#### [REQUIREMENTS]
Make an exact copy of the entries below.

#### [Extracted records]
========================================

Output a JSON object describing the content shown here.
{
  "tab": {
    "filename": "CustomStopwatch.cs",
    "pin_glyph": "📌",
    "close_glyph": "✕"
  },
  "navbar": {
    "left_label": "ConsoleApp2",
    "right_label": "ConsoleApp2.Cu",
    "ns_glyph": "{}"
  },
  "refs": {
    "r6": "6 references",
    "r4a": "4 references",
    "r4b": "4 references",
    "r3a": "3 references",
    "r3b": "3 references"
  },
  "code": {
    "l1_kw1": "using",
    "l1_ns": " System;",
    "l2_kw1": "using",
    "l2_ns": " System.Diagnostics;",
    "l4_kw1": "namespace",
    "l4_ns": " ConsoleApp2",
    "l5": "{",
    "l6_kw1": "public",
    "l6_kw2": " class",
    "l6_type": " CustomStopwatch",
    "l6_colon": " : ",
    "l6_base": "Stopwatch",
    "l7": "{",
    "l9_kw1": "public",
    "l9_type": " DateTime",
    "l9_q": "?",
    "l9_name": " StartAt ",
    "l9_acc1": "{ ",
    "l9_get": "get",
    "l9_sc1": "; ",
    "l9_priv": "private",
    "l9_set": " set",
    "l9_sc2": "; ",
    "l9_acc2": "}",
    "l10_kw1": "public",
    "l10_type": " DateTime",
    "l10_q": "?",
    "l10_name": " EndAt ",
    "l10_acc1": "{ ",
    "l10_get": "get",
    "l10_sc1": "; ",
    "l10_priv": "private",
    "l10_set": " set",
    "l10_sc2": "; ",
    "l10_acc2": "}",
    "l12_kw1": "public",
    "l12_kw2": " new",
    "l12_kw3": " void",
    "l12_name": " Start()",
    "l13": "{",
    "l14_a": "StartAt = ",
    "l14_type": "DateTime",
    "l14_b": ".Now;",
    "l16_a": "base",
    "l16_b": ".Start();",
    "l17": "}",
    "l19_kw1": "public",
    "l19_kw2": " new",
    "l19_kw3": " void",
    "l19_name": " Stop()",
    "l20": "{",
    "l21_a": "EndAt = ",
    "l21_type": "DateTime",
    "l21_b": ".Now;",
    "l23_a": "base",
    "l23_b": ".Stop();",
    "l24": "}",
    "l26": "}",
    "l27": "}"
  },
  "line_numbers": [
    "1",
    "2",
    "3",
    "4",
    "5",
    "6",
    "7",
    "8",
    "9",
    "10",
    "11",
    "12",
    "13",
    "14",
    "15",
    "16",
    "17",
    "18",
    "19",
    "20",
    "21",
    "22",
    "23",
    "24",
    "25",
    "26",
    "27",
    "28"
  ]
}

========================================

#### [RESULT]
Output a JSON object describing the content shown here.
{
  "tab": {
    "filename": "CustomStopwatch.cs",
    "pin_glyph": "📌",
    "close_glyph": "✕"
  },
  "navbar": {
    "left_label": "ConsoleApp2",
    "right_label": "ConsoleApp2.Cu",
    "ns_glyph": "{}"
  },
  "refs": {
    "r6": "6 references",
    "r4a": "4 references",
    "r4b": "4 references",
    "r3a": "3 references",
    "r3b": "3 references"
  },
  "code": {
    "l1_kw1": "using",
    "l1_ns": " System;",
    "l2_kw1": "using",
    "l2_ns": " System.Diagnostics;",
    "l4_kw1": "namespace",
    "l4_ns": " ConsoleApp2",
    "l5": "{",
    "l6_kw1": "public",
    "l6_kw2": " class",
    "l6_type": " CustomStopwatch",
    "l6_colon": " : ",
    "l6_base": "Stopwatch",
    "l7": "{",
    "l9_kw1": "public",
    "l9_type": " DateTime",
    "l9_q": "?",
    "l9_name": " StartAt ",
    "l9_acc1": "{ ",
    "l9_get": "get",
    "l9_sc1": "; ",
    "l9_priv": "private",
    "l9_set": " set",
    "l9_sc2": "; ",
    "l9_acc2": "}",
    "l10_kw1": "public",
    "l10_type": " DateTime",
    "l10_q": "?",
    "l10_name": " EndAt ",
    "l10_acc1": "{ ",
    "l10_get": "get",
    "l10_sc1": "; ",
    "l10_priv": "private",
    "l10_set": " set",
    "l10_sc2": "; ",
    "l10_acc2": "}",
    "l12_kw1": "public",
    "l12_kw2": " new",
    "l12_kw3": " void",
    "l12_name": " Start()",
    "l13": "{",
    "l14_a": "StartAt = ",
    "l14_type": "DateTime",
    "l14_b": ".Now;",
    "l16_a": "base",
    "l16_b": ".Start();",
    "l17": "}",
    "l19_kw1": "public",
    "l19_kw2": " new",
    "l19_kw3": " void",
    "l19_name": " Stop()",
    "l20": "{",
    "l21_a": "EndAt = ",
    "l21_type": "DateTime",
    "l21_b": ".Now;",
    "l23_a": "base",
    "l23_b": ".Stop();",
    "l24": "}",
    "l26": "}",
    "l27": "}"
  },
  "line_numbers": [
    "1",
    "2",
    "3",
    "4",
    "5",
    "6",
    "7",
    "8",
    "9",
    "10",
    "11",
    "12",
    "13",
    "14",
    "15",
    "16",
    "17",
    "18",
    "19",
    "20",
    "21",
    "22",
    "23",
    "24",
    "25",
    "26",
    "27",
    "28"
  ]
}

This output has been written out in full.